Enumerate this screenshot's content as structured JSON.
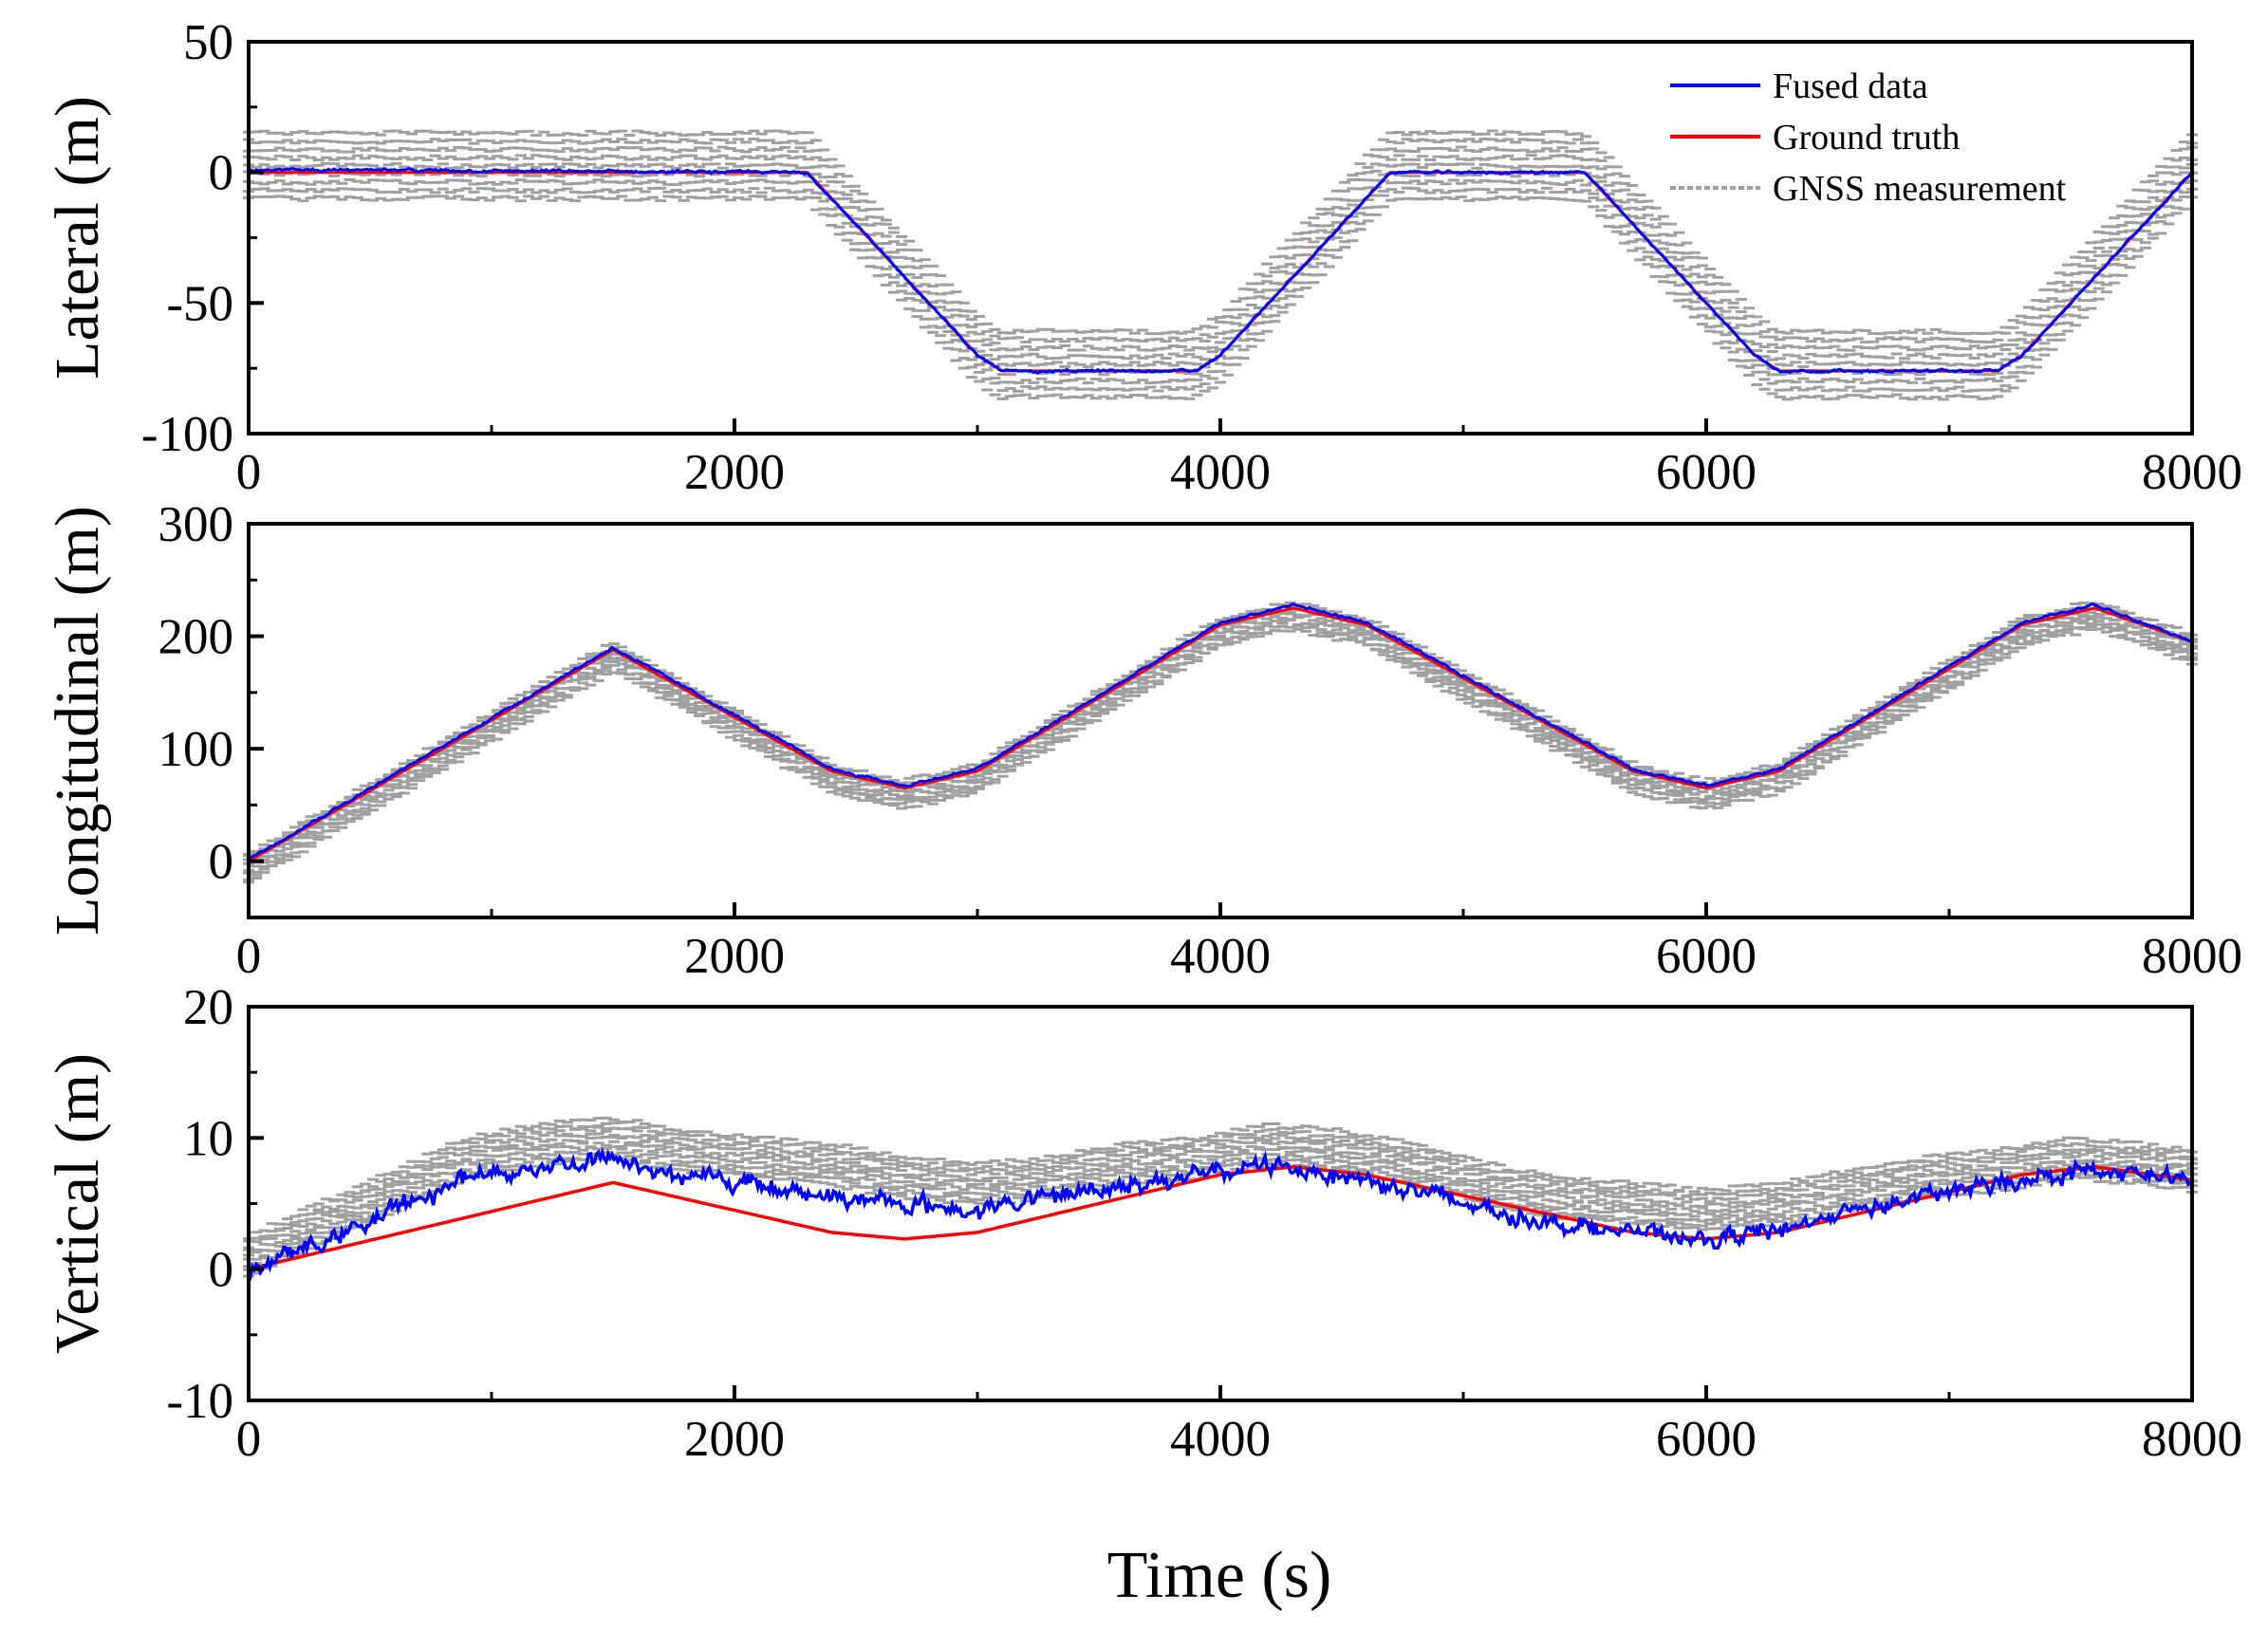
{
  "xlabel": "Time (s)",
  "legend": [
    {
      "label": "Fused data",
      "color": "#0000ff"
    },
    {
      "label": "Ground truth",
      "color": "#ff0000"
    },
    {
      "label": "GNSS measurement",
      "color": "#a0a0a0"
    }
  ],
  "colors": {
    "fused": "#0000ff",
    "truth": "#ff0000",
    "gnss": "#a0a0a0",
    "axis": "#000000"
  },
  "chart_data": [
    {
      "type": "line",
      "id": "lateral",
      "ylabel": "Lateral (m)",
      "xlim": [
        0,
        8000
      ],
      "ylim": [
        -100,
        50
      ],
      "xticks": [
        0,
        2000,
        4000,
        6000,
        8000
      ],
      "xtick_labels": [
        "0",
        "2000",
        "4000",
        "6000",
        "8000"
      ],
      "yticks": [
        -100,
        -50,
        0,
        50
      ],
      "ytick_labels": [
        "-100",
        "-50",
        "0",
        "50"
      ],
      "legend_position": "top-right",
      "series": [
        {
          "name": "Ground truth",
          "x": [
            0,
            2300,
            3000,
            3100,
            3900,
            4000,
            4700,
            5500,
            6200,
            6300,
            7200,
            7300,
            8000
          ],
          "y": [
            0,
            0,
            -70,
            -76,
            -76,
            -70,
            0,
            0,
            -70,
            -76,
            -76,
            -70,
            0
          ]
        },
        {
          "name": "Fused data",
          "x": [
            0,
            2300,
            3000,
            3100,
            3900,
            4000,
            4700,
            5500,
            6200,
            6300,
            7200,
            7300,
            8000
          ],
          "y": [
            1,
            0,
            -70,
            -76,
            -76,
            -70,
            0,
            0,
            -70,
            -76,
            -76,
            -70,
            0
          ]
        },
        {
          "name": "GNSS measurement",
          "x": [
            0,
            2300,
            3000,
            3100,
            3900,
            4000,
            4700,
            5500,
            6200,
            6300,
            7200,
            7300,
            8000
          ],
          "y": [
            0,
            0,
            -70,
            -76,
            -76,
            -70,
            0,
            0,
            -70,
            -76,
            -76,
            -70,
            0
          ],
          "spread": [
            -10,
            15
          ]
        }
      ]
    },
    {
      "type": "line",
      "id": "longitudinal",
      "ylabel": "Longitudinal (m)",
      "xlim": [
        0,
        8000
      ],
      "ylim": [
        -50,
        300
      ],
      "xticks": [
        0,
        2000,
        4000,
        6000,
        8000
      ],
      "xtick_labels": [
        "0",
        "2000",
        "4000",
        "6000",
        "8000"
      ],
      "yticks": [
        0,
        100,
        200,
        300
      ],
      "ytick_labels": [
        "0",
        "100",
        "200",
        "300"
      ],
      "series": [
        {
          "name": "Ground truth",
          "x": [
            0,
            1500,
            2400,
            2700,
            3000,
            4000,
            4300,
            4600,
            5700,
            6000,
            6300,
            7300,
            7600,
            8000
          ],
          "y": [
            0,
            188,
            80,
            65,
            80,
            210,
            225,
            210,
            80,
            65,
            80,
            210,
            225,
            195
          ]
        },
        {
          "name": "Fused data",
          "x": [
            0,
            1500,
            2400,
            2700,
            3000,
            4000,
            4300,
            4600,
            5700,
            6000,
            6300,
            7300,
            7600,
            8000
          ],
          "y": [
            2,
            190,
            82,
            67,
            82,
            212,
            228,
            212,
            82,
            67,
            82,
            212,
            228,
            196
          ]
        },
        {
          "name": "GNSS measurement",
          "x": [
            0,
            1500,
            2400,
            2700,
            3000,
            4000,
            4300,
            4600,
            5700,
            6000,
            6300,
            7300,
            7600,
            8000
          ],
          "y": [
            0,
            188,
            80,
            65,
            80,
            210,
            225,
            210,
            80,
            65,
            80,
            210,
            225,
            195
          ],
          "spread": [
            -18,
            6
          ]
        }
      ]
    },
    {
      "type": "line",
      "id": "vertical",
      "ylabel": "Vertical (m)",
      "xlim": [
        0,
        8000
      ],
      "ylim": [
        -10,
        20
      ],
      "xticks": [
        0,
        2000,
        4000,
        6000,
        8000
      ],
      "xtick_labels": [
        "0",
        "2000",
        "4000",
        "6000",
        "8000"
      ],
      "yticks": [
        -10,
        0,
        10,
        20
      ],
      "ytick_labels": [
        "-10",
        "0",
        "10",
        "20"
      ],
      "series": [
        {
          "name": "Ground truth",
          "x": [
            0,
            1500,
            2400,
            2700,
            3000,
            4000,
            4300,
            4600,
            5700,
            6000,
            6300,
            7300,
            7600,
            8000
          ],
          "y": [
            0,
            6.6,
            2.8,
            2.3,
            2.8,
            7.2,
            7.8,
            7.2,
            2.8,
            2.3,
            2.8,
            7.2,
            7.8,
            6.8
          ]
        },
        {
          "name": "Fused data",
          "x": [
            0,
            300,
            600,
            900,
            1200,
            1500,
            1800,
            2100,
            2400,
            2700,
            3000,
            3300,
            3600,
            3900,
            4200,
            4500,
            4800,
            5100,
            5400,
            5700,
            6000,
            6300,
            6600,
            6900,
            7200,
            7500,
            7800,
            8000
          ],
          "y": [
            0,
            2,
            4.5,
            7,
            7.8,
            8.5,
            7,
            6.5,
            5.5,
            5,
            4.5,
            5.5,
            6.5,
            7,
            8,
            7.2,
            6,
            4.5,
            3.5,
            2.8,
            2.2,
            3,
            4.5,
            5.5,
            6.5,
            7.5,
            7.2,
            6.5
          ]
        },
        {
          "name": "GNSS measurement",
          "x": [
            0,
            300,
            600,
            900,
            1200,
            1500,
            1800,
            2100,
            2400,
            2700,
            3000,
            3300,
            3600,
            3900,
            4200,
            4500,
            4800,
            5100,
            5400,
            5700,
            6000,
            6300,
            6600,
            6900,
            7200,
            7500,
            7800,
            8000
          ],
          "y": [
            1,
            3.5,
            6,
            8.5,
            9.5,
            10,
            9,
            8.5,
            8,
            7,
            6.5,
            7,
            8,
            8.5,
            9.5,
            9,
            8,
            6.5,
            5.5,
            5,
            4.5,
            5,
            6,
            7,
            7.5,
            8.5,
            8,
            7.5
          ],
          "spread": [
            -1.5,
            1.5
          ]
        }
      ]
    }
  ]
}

------------------------------------

■ Problem description ■
Leave out the pictures and give the listing above again exactly.

■ Output ■
Enumerate this screenshot's content as structured JSON.
{
  "xlabel": "Time (s)",
  "legend": [
    {
      "label": "Fused data",
      "color": "#0000ff"
    },
    {
      "label": "Ground truth",
      "color": "#ff0000"
    },
    {
      "label": "GNSS measurement",
      "color": "#a0a0a0"
    }
  ],
  "colors": {
    "fused": "#0000ff",
    "truth": "#ff0000",
    "gnss": "#a0a0a0",
    "axis": "#000000"
  },
  "chart_data": [
    {
      "type": "line",
      "id": "lateral",
      "ylabel": "Lateral (m)",
      "xlim": [
        0,
        8000
      ],
      "ylim": [
        -100,
        50
      ],
      "xticks": [
        0,
        2000,
        4000,
        6000,
        8000
      ],
      "xtick_labels": [
        "0",
        "2000",
        "4000",
        "6000",
        "8000"
      ],
      "yticks": [
        -100,
        -50,
        0,
        50
      ],
      "ytick_labels": [
        "-100",
        "-50",
        "0",
        "50"
      ],
      "legend_position": "top-right",
      "series": [
        {
          "name": "Ground truth",
          "x": [
            0,
            2300,
            3000,
            3100,
            3900,
            4000,
            4700,
            5500,
            6200,
            6300,
            7200,
            7300,
            8000
          ],
          "y": [
            0,
            0,
            -70,
            -76,
            -76,
            -70,
            0,
            0,
            -70,
            -76,
            -76,
            -70,
            0
          ]
        },
        {
          "name": "Fused data",
          "x": [
            0,
            2300,
            3000,
            3100,
            3900,
            4000,
            4700,
            5500,
            6200,
            6300,
            7200,
            7300,
            8000
          ],
          "y": [
            1,
            0,
            -70,
            -76,
            -76,
            -70,
            0,
            0,
            -70,
            -76,
            -76,
            -70,
            0
          ]
        },
        {
          "name": "GNSS measurement",
          "x": [
            0,
            2300,
            3000,
            3100,
            3900,
            4000,
            4700,
            5500,
            6200,
            6300,
            7200,
            7300,
            8000
          ],
          "y": [
            0,
            0,
            -70,
            -76,
            -76,
            -70,
            0,
            0,
            -70,
            -76,
            -76,
            -70,
            0
          ],
          "spread": [
            -10,
            15
          ]
        }
      ]
    },
    {
      "type": "line",
      "id": "longitudinal",
      "ylabel": "Longitudinal (m)",
      "xlim": [
        0,
        8000
      ],
      "ylim": [
        -50,
        300
      ],
      "xticks": [
        0,
        2000,
        4000,
        6000,
        8000
      ],
      "xtick_labels": [
        "0",
        "2000",
        "4000",
        "6000",
        "8000"
      ],
      "yticks": [
        0,
        100,
        200,
        300
      ],
      "ytick_labels": [
        "0",
        "100",
        "200",
        "300"
      ],
      "series": [
        {
          "name": "Ground truth",
          "x": [
            0,
            1500,
            2400,
            2700,
            3000,
            4000,
            4300,
            4600,
            5700,
            6000,
            6300,
            7300,
            7600,
            8000
          ],
          "y": [
            0,
            188,
            80,
            65,
            80,
            210,
            225,
            210,
            80,
            65,
            80,
            210,
            225,
            195
          ]
        },
        {
          "name": "Fused data",
          "x": [
            0,
            1500,
            2400,
            2700,
            3000,
            4000,
            4300,
            4600,
            5700,
            6000,
            6300,
            7300,
            7600,
            8000
          ],
          "y": [
            2,
            190,
            82,
            67,
            82,
            212,
            228,
            212,
            82,
            67,
            82,
            212,
            228,
            196
          ]
        },
        {
          "name": "GNSS measurement",
          "x": [
            0,
            1500,
            2400,
            2700,
            3000,
            4000,
            4300,
            4600,
            5700,
            6000,
            6300,
            7300,
            7600,
            8000
          ],
          "y": [
            0,
            188,
            80,
            65,
            80,
            210,
            225,
            210,
            80,
            65,
            80,
            210,
            225,
            195
          ],
          "spread": [
            -18,
            6
          ]
        }
      ]
    },
    {
      "type": "line",
      "id": "vertical",
      "ylabel": "Vertical (m)",
      "xlim": [
        0,
        8000
      ],
      "ylim": [
        -10,
        20
      ],
      "xticks": [
        0,
        2000,
        4000,
        6000,
        8000
      ],
      "xtick_labels": [
        "0",
        "2000",
        "4000",
        "6000",
        "8000"
      ],
      "yticks": [
        -10,
        0,
        10,
        20
      ],
      "ytick_labels": [
        "-10",
        "0",
        "10",
        "20"
      ],
      "series": [
        {
          "name": "Ground truth",
          "x": [
            0,
            1500,
            2400,
            2700,
            3000,
            4000,
            4300,
            4600,
            5700,
            6000,
            6300,
            7300,
            7600,
            8000
          ],
          "y": [
            0,
            6.6,
            2.8,
            2.3,
            2.8,
            7.2,
            7.8,
            7.2,
            2.8,
            2.3,
            2.8,
            7.2,
            7.8,
            6.8
          ]
        },
        {
          "name": "Fused data",
          "x": [
            0,
            300,
            600,
            900,
            1200,
            1500,
            1800,
            2100,
            2400,
            2700,
            3000,
            3300,
            3600,
            3900,
            4200,
            4500,
            4800,
            5100,
            5400,
            5700,
            6000,
            6300,
            6600,
            6900,
            7200,
            7500,
            7800,
            8000
          ],
          "y": [
            0,
            2,
            4.5,
            7,
            7.8,
            8.5,
            7,
            6.5,
            5.5,
            5,
            4.5,
            5.5,
            6.5,
            7,
            8,
            7.2,
            6,
            4.5,
            3.5,
            2.8,
            2.2,
            3,
            4.5,
            5.5,
            6.5,
            7.5,
            7.2,
            6.5
          ]
        },
        {
          "name": "GNSS measurement",
          "x": [
            0,
            300,
            600,
            900,
            1200,
            1500,
            1800,
            2100,
            2400,
            2700,
            3000,
            3300,
            3600,
            3900,
            4200,
            4500,
            4800,
            5100,
            5400,
            5700,
            6000,
            6300,
            6600,
            6900,
            7200,
            7500,
            7800,
            8000
          ],
          "y": [
            1,
            3.5,
            6,
            8.5,
            9.5,
            10,
            9,
            8.5,
            8,
            7,
            6.5,
            7,
            8,
            8.5,
            9.5,
            9,
            8,
            6.5,
            5.5,
            5,
            4.5,
            5,
            6,
            7,
            7.5,
            8.5,
            8,
            7.5
          ],
          "spread": [
            -1.5,
            1.5
          ]
        }
      ]
    }
  ]
}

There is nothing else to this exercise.